>> Start Input data

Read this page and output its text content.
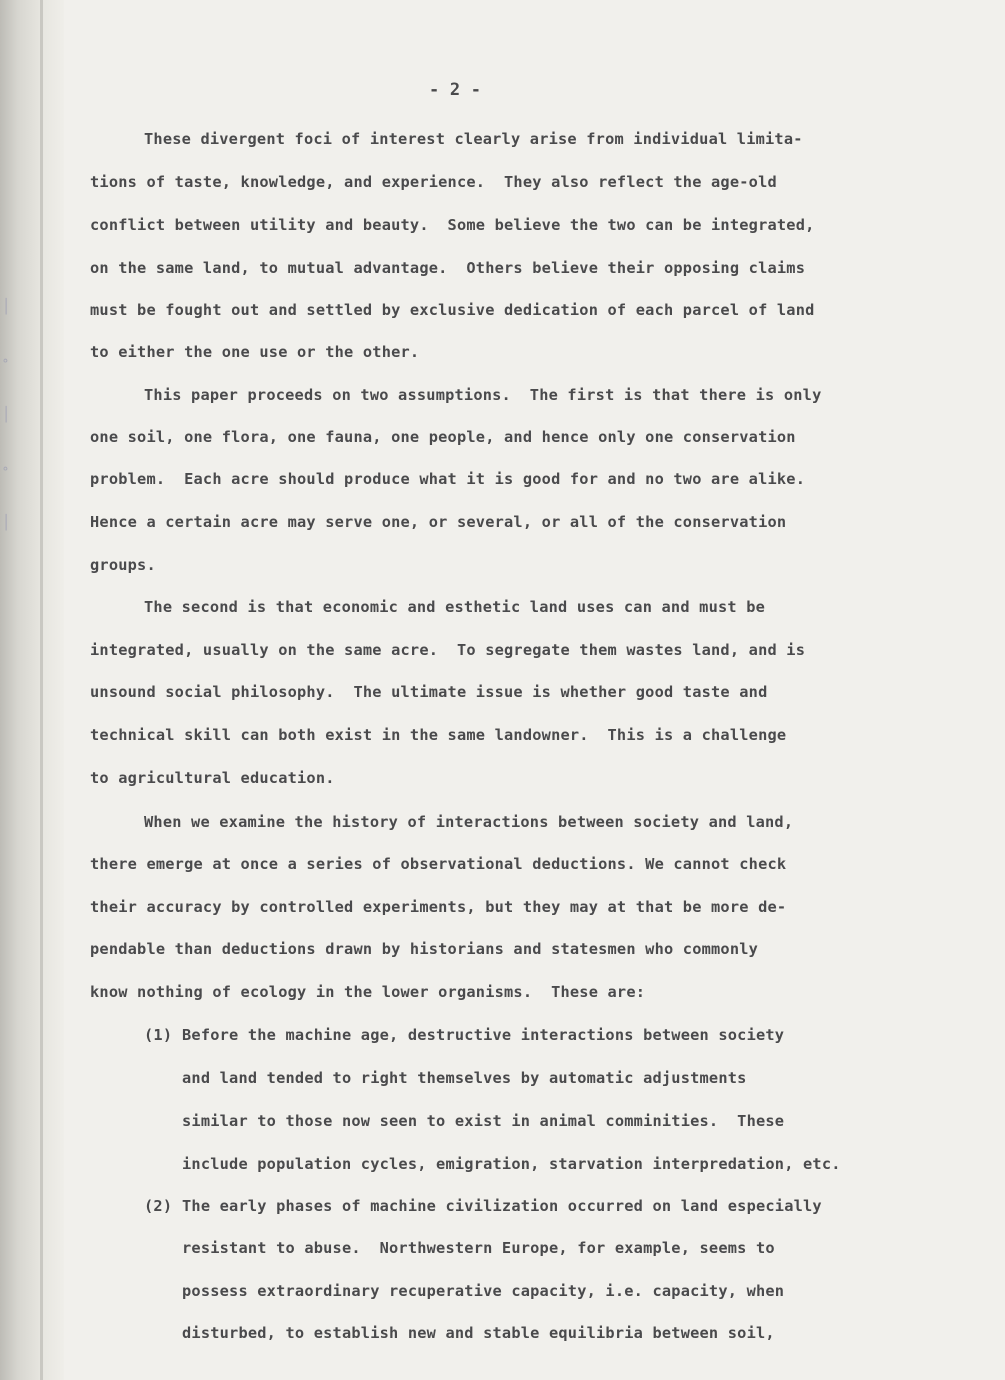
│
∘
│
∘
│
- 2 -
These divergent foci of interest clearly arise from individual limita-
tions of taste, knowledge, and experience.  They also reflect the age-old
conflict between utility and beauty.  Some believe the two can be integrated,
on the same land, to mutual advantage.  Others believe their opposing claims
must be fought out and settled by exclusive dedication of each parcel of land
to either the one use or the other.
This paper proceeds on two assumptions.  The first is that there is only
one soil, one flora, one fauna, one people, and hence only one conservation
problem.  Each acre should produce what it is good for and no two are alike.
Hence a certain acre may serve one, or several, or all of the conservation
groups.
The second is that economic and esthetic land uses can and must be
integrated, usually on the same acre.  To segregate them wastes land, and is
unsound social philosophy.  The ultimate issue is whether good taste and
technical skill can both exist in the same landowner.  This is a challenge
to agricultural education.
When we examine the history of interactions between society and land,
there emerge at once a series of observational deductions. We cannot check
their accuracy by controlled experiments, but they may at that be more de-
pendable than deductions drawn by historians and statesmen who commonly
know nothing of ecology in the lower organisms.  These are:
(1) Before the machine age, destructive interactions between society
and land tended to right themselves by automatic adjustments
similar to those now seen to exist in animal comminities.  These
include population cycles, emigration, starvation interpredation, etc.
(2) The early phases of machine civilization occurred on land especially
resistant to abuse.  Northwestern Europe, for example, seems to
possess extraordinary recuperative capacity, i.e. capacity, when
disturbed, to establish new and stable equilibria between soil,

>> End Input data

» Exercise:
Pick out and copy the lines of the material that include the word "These".

» Task response:
These divergent foci of interest clearly arise from individual limita-
know nothing of ecology in the lower organisms.  These are:
similar to those now seen to exist in animal comminities.  These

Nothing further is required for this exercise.